### SHORT PROBLEM:
Write out the records word for word, with no pictures.

### Extracted data entries:
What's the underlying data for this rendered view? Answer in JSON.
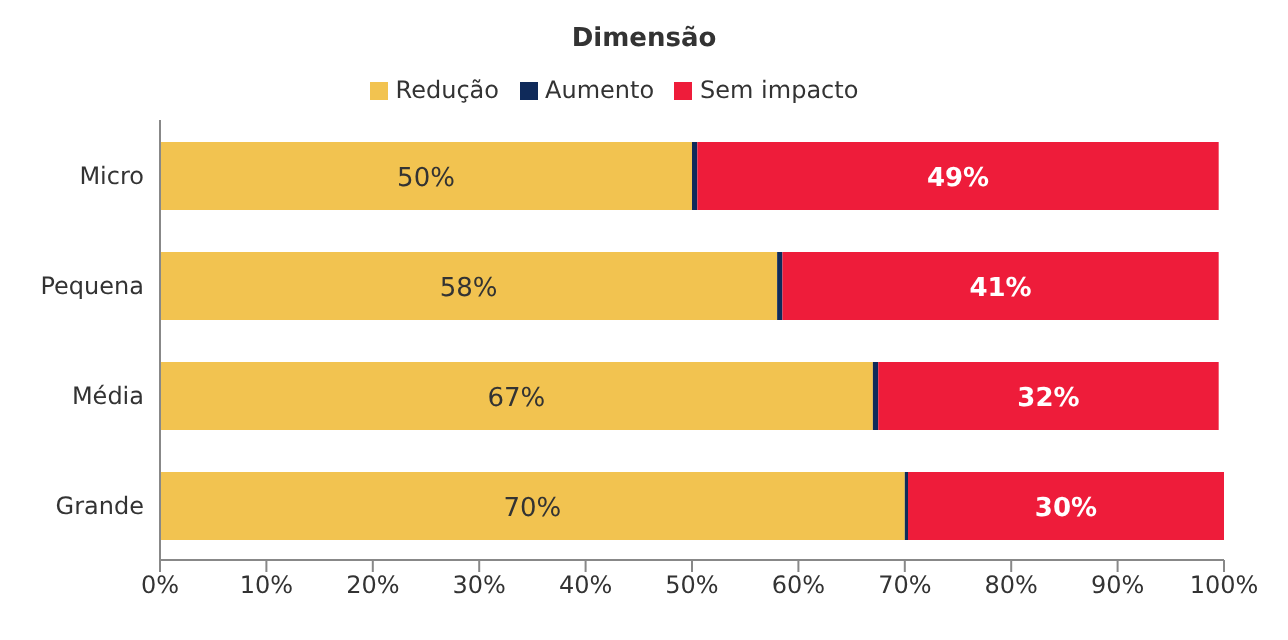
{
  "chart_data": {
    "type": "bar",
    "orientation": "horizontal",
    "stacked": true,
    "title": "Dimensão",
    "categories": [
      "Micro",
      "Pequena",
      "Média",
      "Grande"
    ],
    "series": [
      {
        "name": "Redução",
        "color": "#f2c350",
        "values": [
          50,
          58,
          67,
          70
        ],
        "value_labels": [
          "50%",
          "58%",
          "67%",
          "70%"
        ]
      },
      {
        "name": "Aumento",
        "color": "#0f2a5a",
        "values": [
          0.5,
          0.5,
          0.5,
          0.3
        ],
        "value_labels": [
          null,
          null,
          null,
          null
        ]
      },
      {
        "name": "Sem impacto",
        "color": "#ee1c3a",
        "values": [
          49,
          41,
          32,
          30
        ],
        "value_labels": [
          "49%",
          "41%",
          "32%",
          "30%"
        ]
      }
    ],
    "xlim": [
      0,
      100
    ],
    "xticks": [
      {
        "value": 0,
        "label": "0%"
      },
      {
        "value": 10,
        "label": "10%"
      },
      {
        "value": 20,
        "label": "20%"
      },
      {
        "value": 30,
        "label": "30%"
      },
      {
        "value": 40,
        "label": "40%"
      },
      {
        "value": 50,
        "label": "50%"
      },
      {
        "value": 60,
        "label": "60%"
      },
      {
        "value": 70,
        "label": "70%"
      },
      {
        "value": 80,
        "label": "80%"
      },
      {
        "value": 90,
        "label": "90%"
      },
      {
        "value": 100,
        "label": "100%"
      }
    ],
    "legend": "top",
    "grid": false
  }
}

### ANSWER TO THE TASK:
What's the underlying data for this rendered view? Answer in JSON.
{
  "chart_data": {
    "type": "bar",
    "orientation": "horizontal",
    "stacked": true,
    "title": "Dimensão",
    "categories": [
      "Micro",
      "Pequena",
      "Média",
      "Grande"
    ],
    "series": [
      {
        "name": "Redução",
        "color": "#f2c350",
        "values": [
          50,
          58,
          67,
          70
        ],
        "value_labels": [
          "50%",
          "58%",
          "67%",
          "70%"
        ]
      },
      {
        "name": "Aumento",
        "color": "#0f2a5a",
        "values": [
          0.5,
          0.5,
          0.5,
          0.3
        ],
        "value_labels": [
          null,
          null,
          null,
          null
        ]
      },
      {
        "name": "Sem impacto",
        "color": "#ee1c3a",
        "values": [
          49,
          41,
          32,
          30
        ],
        "value_labels": [
          "49%",
          "41%",
          "32%",
          "30%"
        ]
      }
    ],
    "xlim": [
      0,
      100
    ],
    "xticks": [
      {
        "value": 0,
        "label": "0%"
      },
      {
        "value": 10,
        "label": "10%"
      },
      {
        "value": 20,
        "label": "20%"
      },
      {
        "value": 30,
        "label": "30%"
      },
      {
        "value": 40,
        "label": "40%"
      },
      {
        "value": 50,
        "label": "50%"
      },
      {
        "value": 60,
        "label": "60%"
      },
      {
        "value": 70,
        "label": "70%"
      },
      {
        "value": 80,
        "label": "80%"
      },
      {
        "value": 90,
        "label": "90%"
      },
      {
        "value": 100,
        "label": "100%"
      }
    ],
    "legend": "top",
    "grid": false
  }
}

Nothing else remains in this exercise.